**To do:**
Select and reproduce each line of the listing below that bears the string "bottom".

**Collected data entries:**
-=-=-

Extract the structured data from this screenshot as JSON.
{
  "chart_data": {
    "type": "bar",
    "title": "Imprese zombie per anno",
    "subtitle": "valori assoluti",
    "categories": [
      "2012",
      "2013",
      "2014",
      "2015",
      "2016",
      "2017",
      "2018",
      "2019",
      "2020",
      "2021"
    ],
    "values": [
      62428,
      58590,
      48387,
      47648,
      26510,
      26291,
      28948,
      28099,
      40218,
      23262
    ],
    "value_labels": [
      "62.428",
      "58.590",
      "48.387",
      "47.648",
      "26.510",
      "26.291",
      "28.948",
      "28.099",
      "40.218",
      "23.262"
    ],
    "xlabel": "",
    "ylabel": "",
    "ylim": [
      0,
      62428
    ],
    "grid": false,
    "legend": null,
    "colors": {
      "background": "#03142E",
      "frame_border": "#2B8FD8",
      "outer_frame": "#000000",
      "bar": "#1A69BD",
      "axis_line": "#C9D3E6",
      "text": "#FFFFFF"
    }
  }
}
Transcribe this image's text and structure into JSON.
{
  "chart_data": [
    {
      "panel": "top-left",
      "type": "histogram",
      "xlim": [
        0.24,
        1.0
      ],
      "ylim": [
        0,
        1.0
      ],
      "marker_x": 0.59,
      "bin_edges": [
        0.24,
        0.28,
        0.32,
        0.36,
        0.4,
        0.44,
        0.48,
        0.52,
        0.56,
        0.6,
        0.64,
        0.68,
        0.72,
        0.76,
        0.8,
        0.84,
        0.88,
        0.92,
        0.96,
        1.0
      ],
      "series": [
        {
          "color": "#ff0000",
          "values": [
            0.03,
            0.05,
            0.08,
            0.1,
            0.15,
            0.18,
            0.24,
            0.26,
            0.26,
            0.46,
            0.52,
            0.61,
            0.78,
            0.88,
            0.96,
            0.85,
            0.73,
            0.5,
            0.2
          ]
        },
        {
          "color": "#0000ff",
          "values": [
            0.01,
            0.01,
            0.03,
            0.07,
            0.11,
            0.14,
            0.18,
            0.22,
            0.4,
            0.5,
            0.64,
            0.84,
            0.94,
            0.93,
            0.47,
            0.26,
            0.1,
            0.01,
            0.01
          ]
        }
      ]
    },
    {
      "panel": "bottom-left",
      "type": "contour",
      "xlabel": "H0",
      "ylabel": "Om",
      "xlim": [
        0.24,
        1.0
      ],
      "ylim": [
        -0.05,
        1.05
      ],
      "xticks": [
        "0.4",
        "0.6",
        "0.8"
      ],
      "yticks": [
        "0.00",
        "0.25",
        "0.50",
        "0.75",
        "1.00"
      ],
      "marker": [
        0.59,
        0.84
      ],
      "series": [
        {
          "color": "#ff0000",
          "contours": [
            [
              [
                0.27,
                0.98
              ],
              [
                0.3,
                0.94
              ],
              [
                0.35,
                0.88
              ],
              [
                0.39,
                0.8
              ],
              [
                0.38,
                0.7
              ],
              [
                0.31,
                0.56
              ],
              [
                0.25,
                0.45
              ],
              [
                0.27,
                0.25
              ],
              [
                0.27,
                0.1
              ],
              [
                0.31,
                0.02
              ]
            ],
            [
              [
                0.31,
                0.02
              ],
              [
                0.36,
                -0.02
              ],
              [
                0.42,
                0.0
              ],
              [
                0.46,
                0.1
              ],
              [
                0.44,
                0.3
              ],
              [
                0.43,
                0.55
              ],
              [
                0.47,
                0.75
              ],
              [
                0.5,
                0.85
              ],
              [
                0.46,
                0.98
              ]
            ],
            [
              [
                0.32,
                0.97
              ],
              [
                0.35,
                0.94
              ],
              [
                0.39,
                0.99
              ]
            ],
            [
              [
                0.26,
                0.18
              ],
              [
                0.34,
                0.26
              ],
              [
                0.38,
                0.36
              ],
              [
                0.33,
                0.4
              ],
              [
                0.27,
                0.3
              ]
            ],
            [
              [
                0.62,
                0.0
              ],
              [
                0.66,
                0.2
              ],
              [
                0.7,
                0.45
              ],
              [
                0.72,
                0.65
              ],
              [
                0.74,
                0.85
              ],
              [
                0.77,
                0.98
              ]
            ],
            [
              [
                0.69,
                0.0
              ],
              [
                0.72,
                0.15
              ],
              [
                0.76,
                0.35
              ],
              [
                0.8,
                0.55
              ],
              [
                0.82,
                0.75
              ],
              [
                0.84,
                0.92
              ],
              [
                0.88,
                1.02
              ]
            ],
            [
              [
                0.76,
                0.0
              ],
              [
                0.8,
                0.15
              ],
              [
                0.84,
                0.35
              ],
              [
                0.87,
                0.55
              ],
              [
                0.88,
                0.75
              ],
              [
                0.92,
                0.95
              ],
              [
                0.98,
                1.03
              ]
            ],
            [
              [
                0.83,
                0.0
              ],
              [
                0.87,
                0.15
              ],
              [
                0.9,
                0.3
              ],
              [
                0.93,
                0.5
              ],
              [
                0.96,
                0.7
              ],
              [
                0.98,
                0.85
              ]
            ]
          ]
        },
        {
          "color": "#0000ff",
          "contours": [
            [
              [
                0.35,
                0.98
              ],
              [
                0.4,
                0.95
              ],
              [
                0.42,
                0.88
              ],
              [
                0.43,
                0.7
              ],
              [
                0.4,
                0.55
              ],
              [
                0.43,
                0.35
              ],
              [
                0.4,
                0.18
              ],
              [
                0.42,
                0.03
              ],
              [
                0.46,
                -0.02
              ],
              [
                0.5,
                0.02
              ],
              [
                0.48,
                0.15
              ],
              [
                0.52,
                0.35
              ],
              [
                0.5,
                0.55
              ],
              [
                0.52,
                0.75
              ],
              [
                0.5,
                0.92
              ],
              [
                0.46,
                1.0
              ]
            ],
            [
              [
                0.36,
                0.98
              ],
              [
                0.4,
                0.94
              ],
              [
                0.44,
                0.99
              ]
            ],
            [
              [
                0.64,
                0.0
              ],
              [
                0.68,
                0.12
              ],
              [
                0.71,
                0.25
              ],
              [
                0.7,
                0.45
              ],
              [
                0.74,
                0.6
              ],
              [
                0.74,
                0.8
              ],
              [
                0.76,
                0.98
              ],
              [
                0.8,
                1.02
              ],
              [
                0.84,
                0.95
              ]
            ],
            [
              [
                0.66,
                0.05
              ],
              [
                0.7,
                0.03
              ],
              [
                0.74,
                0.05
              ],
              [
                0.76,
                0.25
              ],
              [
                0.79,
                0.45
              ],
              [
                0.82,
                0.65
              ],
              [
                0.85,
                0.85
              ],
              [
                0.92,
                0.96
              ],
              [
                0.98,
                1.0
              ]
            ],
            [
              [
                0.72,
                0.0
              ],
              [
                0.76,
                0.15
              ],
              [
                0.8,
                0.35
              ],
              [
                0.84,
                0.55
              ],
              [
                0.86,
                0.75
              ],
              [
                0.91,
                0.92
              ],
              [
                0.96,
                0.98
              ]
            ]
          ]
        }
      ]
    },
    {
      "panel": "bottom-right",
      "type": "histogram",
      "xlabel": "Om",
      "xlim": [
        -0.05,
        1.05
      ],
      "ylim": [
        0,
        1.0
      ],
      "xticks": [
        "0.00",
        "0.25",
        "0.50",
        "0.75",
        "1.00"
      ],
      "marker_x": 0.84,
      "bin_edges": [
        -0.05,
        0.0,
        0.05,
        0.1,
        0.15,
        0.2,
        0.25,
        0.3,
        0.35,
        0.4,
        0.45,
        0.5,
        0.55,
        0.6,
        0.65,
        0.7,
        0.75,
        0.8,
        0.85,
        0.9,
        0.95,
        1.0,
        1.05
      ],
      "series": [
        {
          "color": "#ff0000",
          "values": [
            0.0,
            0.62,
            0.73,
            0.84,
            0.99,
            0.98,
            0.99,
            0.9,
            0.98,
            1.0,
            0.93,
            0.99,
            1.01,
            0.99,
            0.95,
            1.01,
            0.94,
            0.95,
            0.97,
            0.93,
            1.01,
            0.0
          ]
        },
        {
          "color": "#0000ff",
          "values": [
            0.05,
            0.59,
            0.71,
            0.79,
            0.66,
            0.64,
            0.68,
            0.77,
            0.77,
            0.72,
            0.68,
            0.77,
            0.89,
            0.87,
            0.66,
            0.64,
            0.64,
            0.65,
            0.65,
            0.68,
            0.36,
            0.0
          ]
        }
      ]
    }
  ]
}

-=-=-

**Completed exercise:**
      "panel": "bottom-left",
      "panel": "bottom-right",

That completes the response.